Written exercise A:
Using the symposium presentation highlights, explain in one to three sentences why the speaker doubts the claim that certain food crops cannot be grown in Zone 7.
Written exercise B:
Quote a passage from the symposium presentation highlights word for word, beginning at the words "First, however, let’s" and ending after the words "4 feet tall.".

Excerpt:
►

Following are the highlights of a presentation I gave today for the University of Tennessee Gardens Fall Symposium. The theme of the symposium this year was "Incredible Edibles."
“You can’t grow that!” is the reaction I often get when I suggest to one of my gardening friends that I plan to try such-and-such next season. However, every time I look for information on a food crop that supposedly does not grow in Zone 7, I find plenty of suggestions and advice from gardeners who have done just that. In a minute, I will cite some examples of tropical and sub-tropical food plants that you certainly can grow.
I was appalled by an article I read recently that suggested producing the majority of our food locally is an impossible dream. I wonder how the Native Americans who occupied this Valley centuries before Europeans arrived would have reacted to that remark? Many of them were farmers as well as hunter-gatherers, and this region of the world is unusually lucky in having an abundance of edible wild plants. I have several examples of those to share with you today, also.
A third group of food plants includes some that lots of people apparently grow, but for some reason you never hear much about. I will offer two examples from this group.
First, however, let’s look at some plants you “can’t” grow here.
Tropical and Sub-tropical Plants:
Plants grown in large containers outside during the warm months will produce fruit. Dwarf and super-dwarf cultivars are available in the nursery trade. The one pictured, ‘Novak,’ fruits at only 4 feet tall.

◄

Data excerpt:

►

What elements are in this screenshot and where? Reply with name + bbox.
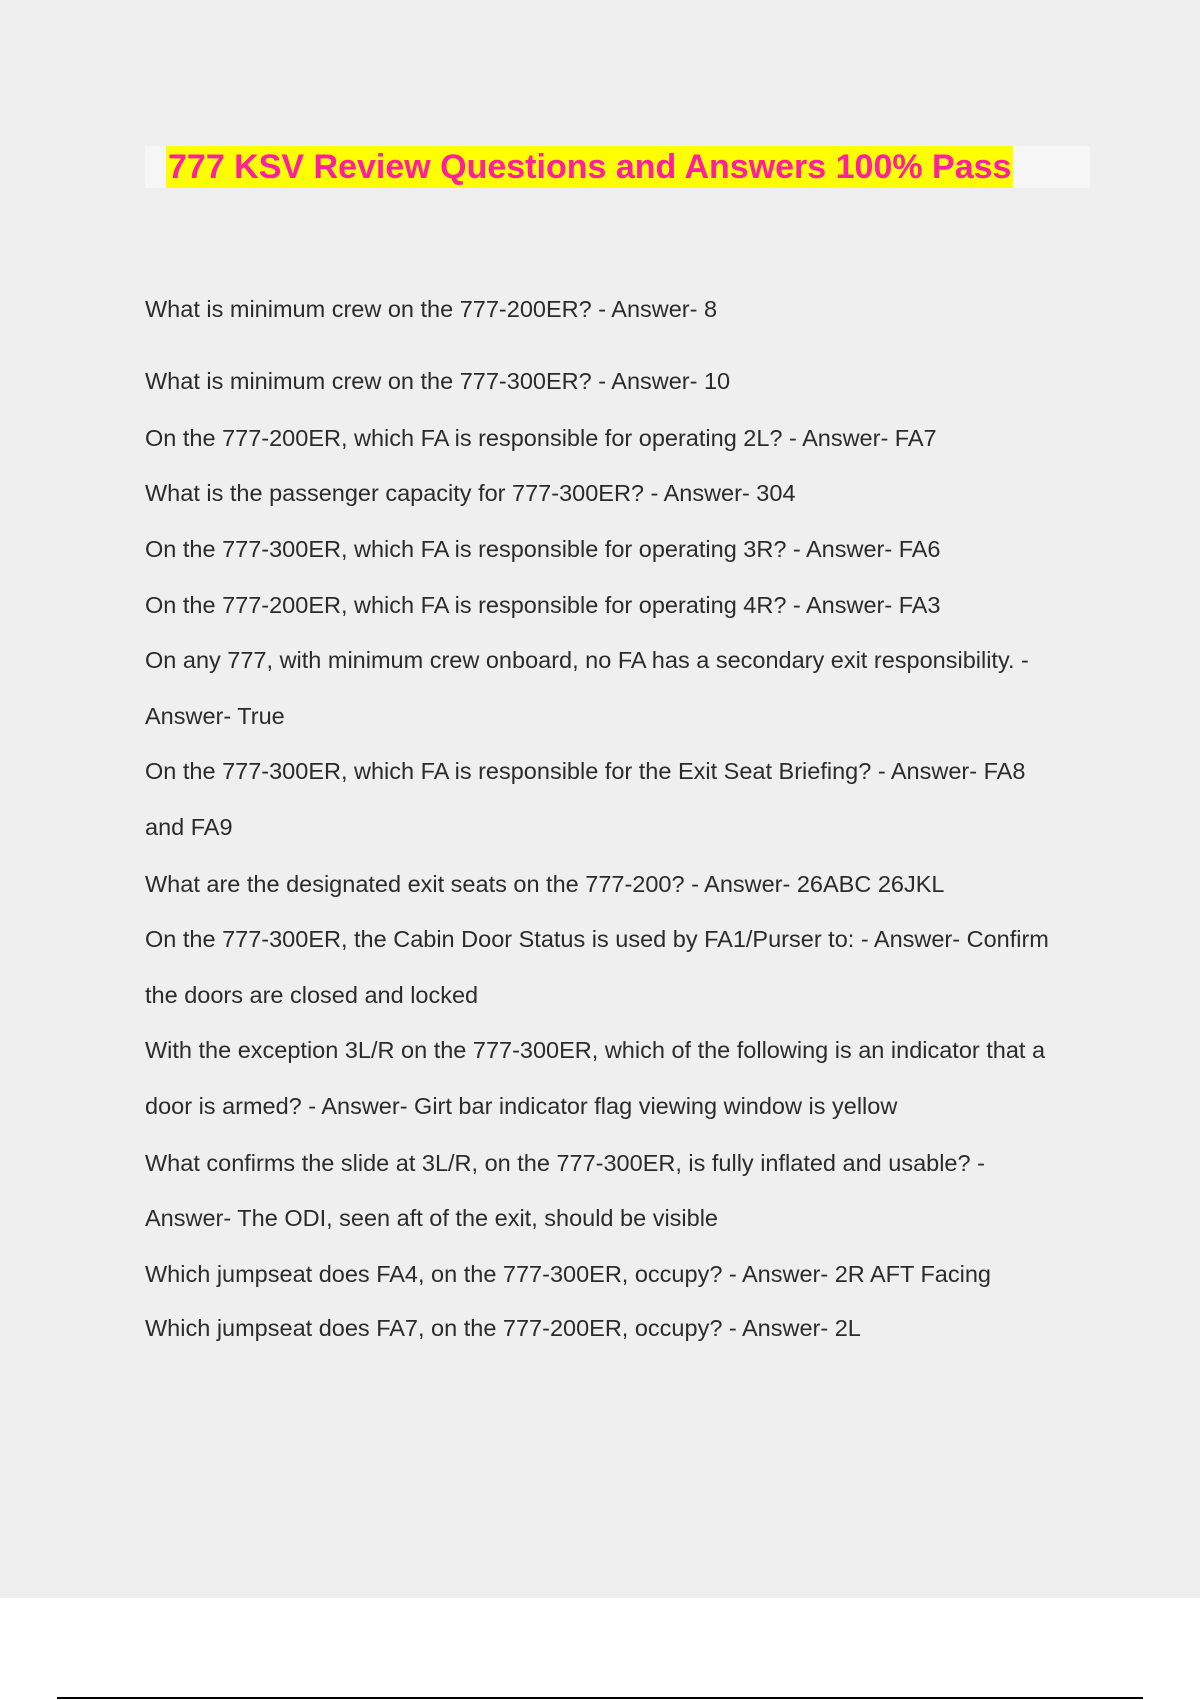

◄

Expected output A:
Whenever the speaker searches for information on a food crop said not to grow in Zone 7, plenty of suggestions and advice turn up from gardeners who have actually grown it there.

Expected output B:
First, however, let’s look at some plants you “can’t” grow here.
Tropical and Sub-tropical Plants:
Plants grown in large containers outside during the warm months will produce fruit. Dwarf and super-dwarf cultivars are available in the nursery trade. The one pictured, ‘Novak,’ fruits at only 4 feet tall.